▸ Task directions:
Output the material word for word. Leave each picture out.

▸ Input rows:
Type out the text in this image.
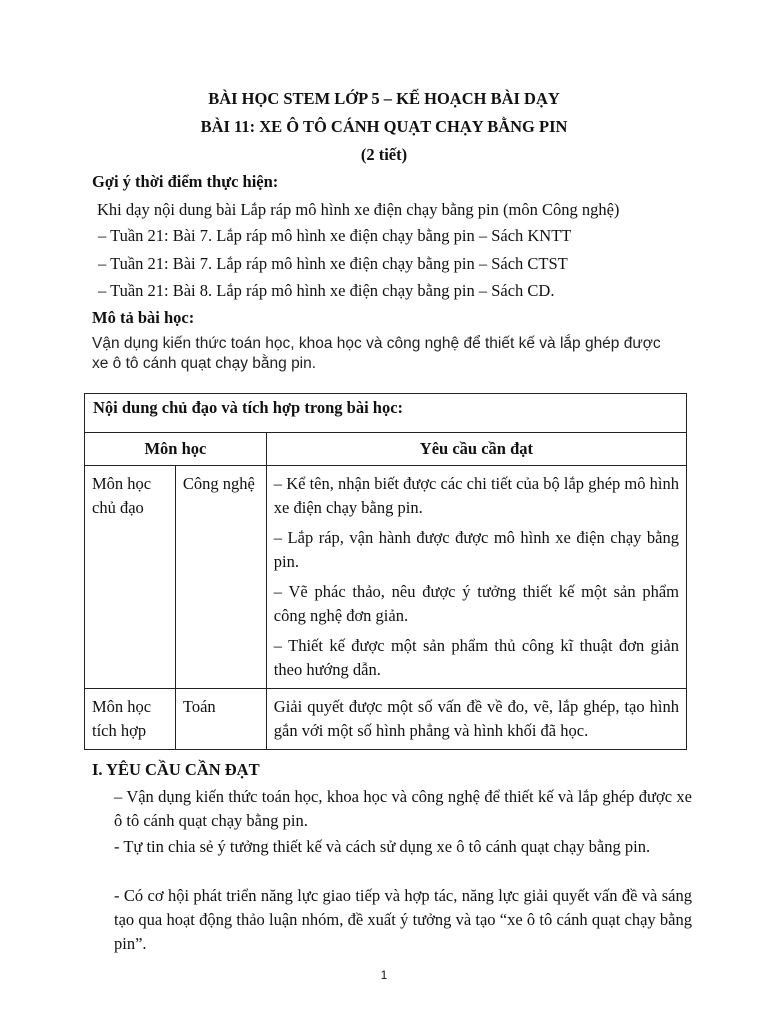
BÀI HỌC STEM LỚP 5 – KẾ HOẠCH BÀI DẠY
BÀI 11: XE Ô TÔ CÁNH QUẠT CHẠY BẰNG PIN
(2 tiết)
Gợi ý thời điểm thực hiện:
Khi dạy nội dung bài Lắp ráp mô hình xe điện chạy bằng pin (môn Công nghệ)
– Tuần 21: Bài 7. Lắp ráp mô hình xe điện chạy bằng pin – Sách KNTT
– Tuần 21: Bài 7. Lắp ráp mô hình xe điện chạy bằng pin – Sách CTST
– Tuần 21: Bài 8. Lắp ráp mô hình xe điện chạy bằng pin – Sách CD.
Mô tả bài học:
Vận dụng kiến thức toán học, khoa học và công nghệ để thiết kế và lắp ghép được
xe ô tô cánh quạt chạy bằng pin.
Nội dung chủ đạo và tích hợp trong bài học:		
Môn học		Yêu cầu cần đạt
Môn học chủ đạo	Công nghệ	– Kể tên, nhận biết được các chi tiết của bộ lắp ghép mô hình xe điện chạy bằng pin.

– Lắp ráp, vận hành được được mô hình xe điện chạy bằng pin.

– Vẽ phác thảo, nêu được ý tưởng thiết kế một sản phẩm công nghệ đơn giản.

– Thiết kế được một sản phẩm thủ công kĩ thuật đơn giản theo hướng dẫn.

Môn học tích hợp	Toán	Giải quyết được một số vấn đề về đo, vẽ, lắp ghép, tạo hình gắn với một số hình phẳng và hình khối đã học.

I. YÊU CẦU CẦN ĐẠT
– Vận dụng kiến thức toán học, khoa học và công nghệ để thiết kế và lắp ghép được xe ô tô cánh quạt chạy bằng pin.
- Tự tin chia sẻ ý tưởng thiết kế và cách sử dụng xe ô tô cánh quạt chạy bằng pin.
- Có cơ hội phát triển năng lực giao tiếp và hợp tác, năng lực giải quyết vấn đề và sáng tạo qua hoạt động thảo luận nhóm, đề xuất ý tưởng và tạo “xe ô tô cánh quạt chạy bằng pin”.
1
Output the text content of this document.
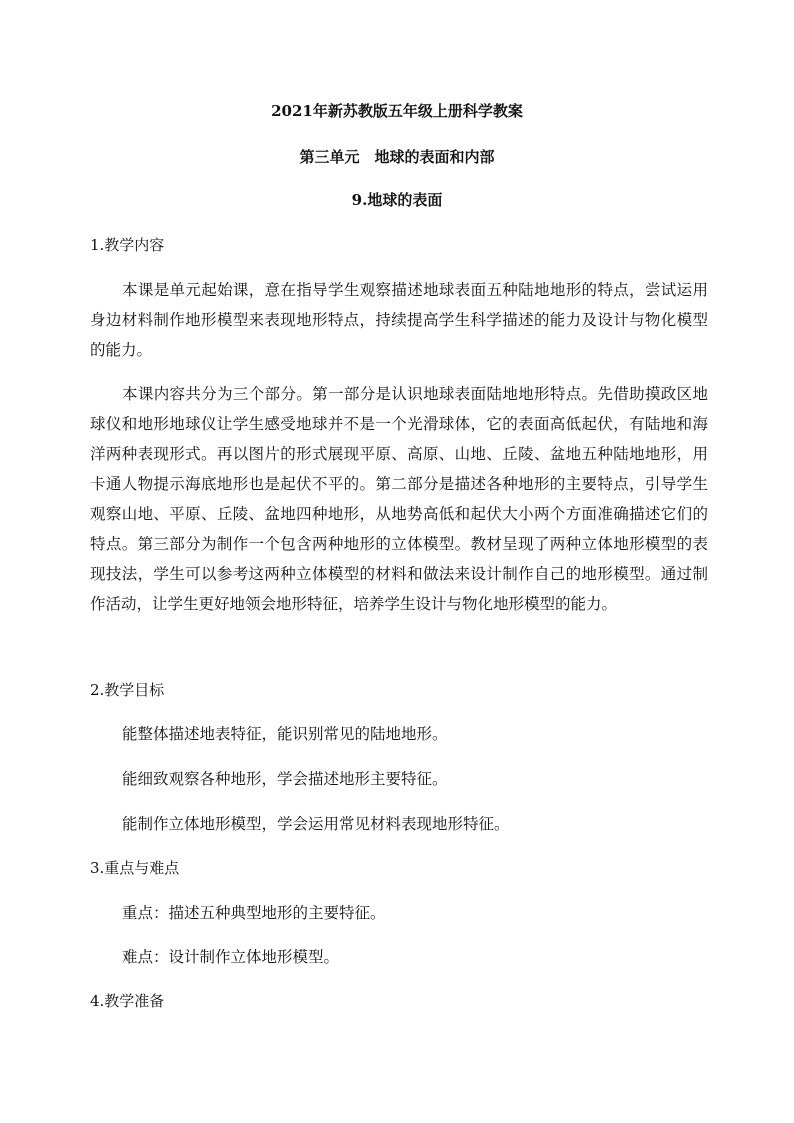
2021年新苏教版五年级上册科学教案
第三单元　地球的表面和内部
9.地球的表面
1.教学内容

本课是单元起始课，意在指导学生观察描述地球表面五种陆地地形的特点，尝试运用身边材料制作地形模型来表现地形特点，持续提高学生科学描述的能力及设计与物化模型的能力。

本课内容共分为三个部分。第一部分是认识地球表面陆地地形特点。先借助摸政区地球仪和地形地球仪让学生感受地球并不是一个光滑球体，它的表面高低起伏，有陆地和海洋两种表现形式。再以图片的形式展现平原、高原、山地、丘陵、盆地五种陆地地形，用卡通人物提示海底地形也是起伏不平的。第二部分是描述各种地形的主要特点，引导学生观察山地、平原、丘陵、盆地四种地形，从地势高低和起伏大小两个方面准确描述它们的特点。第三部分为制作一个包含两种地形的立体模型。教材呈现了两种立体地形模型的表现技法，学生可以参考这两种立体模型的材料和做法来设计制作自己的地形模型。通过制作活动，让学生更好地领会地形特征，培养学生设计与物化地形模型的能力。

2.教学目标
能整体描述地表特征，能识别常见的陆地地形。
能细致观察各种地形，学会描述地形主要特征。
能制作立体地形模型，学会运用常见材料表现地形特征。
3.重点与难点
重点：描述五种典型地形的主要特征。
难点：设计制作立体地形模型。
4.教学准备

▸ Result for this task:
Type out the text in this image.
BÀI HỌC STEM LỚP 5 – KẾ HOẠCH BÀI DẠY
BÀI 11: XE Ô TÔ CÁNH QUẠT CHẠY BẰNG PIN
(2 tiết)
Gợi ý thời điểm thực hiện:
Khi dạy nội dung bài Lắp ráp mô hình xe điện chạy bằng pin (môn Công nghệ)
– Tuần 21: Bài 7. Lắp ráp mô hình xe điện chạy bằng pin – Sách KNTT
– Tuần 21: Bài 7. Lắp ráp mô hình xe điện chạy bằng pin – Sách CTST
– Tuần 21: Bài 8. Lắp ráp mô hình xe điện chạy bằng pin – Sách CD.
Mô tả bài học:
Vận dụng kiến thức toán học, khoa học và công nghệ để thiết kế và lắp ghép được
xe ô tô cánh quạt chạy bằng pin.
Nội dung chủ đạo và tích hợp trong bài học:		
Môn học		Yêu cầu cần đạt
Môn học chủ đạo	Công nghệ	– Kể tên, nhận biết được các chi tiết của bộ lắp ghép mô hình xe điện chạy bằng pin.

– Lắp ráp, vận hành được được mô hình xe điện chạy bằng pin.

– Vẽ phác thảo, nêu được ý tưởng thiết kế một sản phẩm công nghệ đơn giản.

– Thiết kế được một sản phẩm thủ công kĩ thuật đơn giản theo hướng dẫn.

Môn học tích hợp	Toán	Giải quyết được một số vấn đề về đo, vẽ, lắp ghép, tạo hình gắn với một số hình phẳng và hình khối đã học.

I. YÊU CẦU CẦN ĐẠT
– Vận dụng kiến thức toán học, khoa học và công nghệ để thiết kế và lắp ghép được xe ô tô cánh quạt chạy bằng pin.
- Tự tin chia sẻ ý tưởng thiết kế và cách sử dụng xe ô tô cánh quạt chạy bằng pin.
- Có cơ hội phát triển năng lực giao tiếp và hợp tác, năng lực giải quyết vấn đề và sáng tạo qua hoạt động thảo luận nhóm, đề xuất ý tưởng và tạo “xe ô tô cánh quạt chạy bằng pin”.
1
Output the text content of this document.
2021年新苏教版五年级上册科学教案
第三单元　地球的表面和内部
9.地球的表面
1.教学内容

本课是单元起始课，意在指导学生观察描述地球表面五种陆地地形的特点，尝试运用身边材料制作地形模型来表现地形特点，持续提高学生科学描述的能力及设计与物化模型的能力。

本课内容共分为三个部分。第一部分是认识地球表面陆地地形特点。先借助摸政区地球仪和地形地球仪让学生感受地球并不是一个光滑球体，它的表面高低起伏，有陆地和海洋两种表现形式。再以图片的形式展现平原、高原、山地、丘陵、盆地五种陆地地形，用卡通人物提示海底地形也是起伏不平的。第二部分是描述各种地形的主要特点，引导学生观察山地、平原、丘陵、盆地四种地形，从地势高低和起伏大小两个方面准确描述它们的特点。第三部分为制作一个包含两种地形的立体模型。教材呈现了两种立体地形模型的表现技法，学生可以参考这两种立体模型的材料和做法来设计制作自己的地形模型。通过制作活动，让学生更好地领会地形特征，培养学生设计与物化地形模型的能力。

2.教学目标
能整体描述地表特征，能识别常见的陆地地形。
能细致观察各种地形，学会描述地形主要特征。
能制作立体地形模型，学会运用常见材料表现地形特征。
3.重点与难点
重点：描述五种典型地形的主要特征。
难点：设计制作立体地形模型。
4.教学准备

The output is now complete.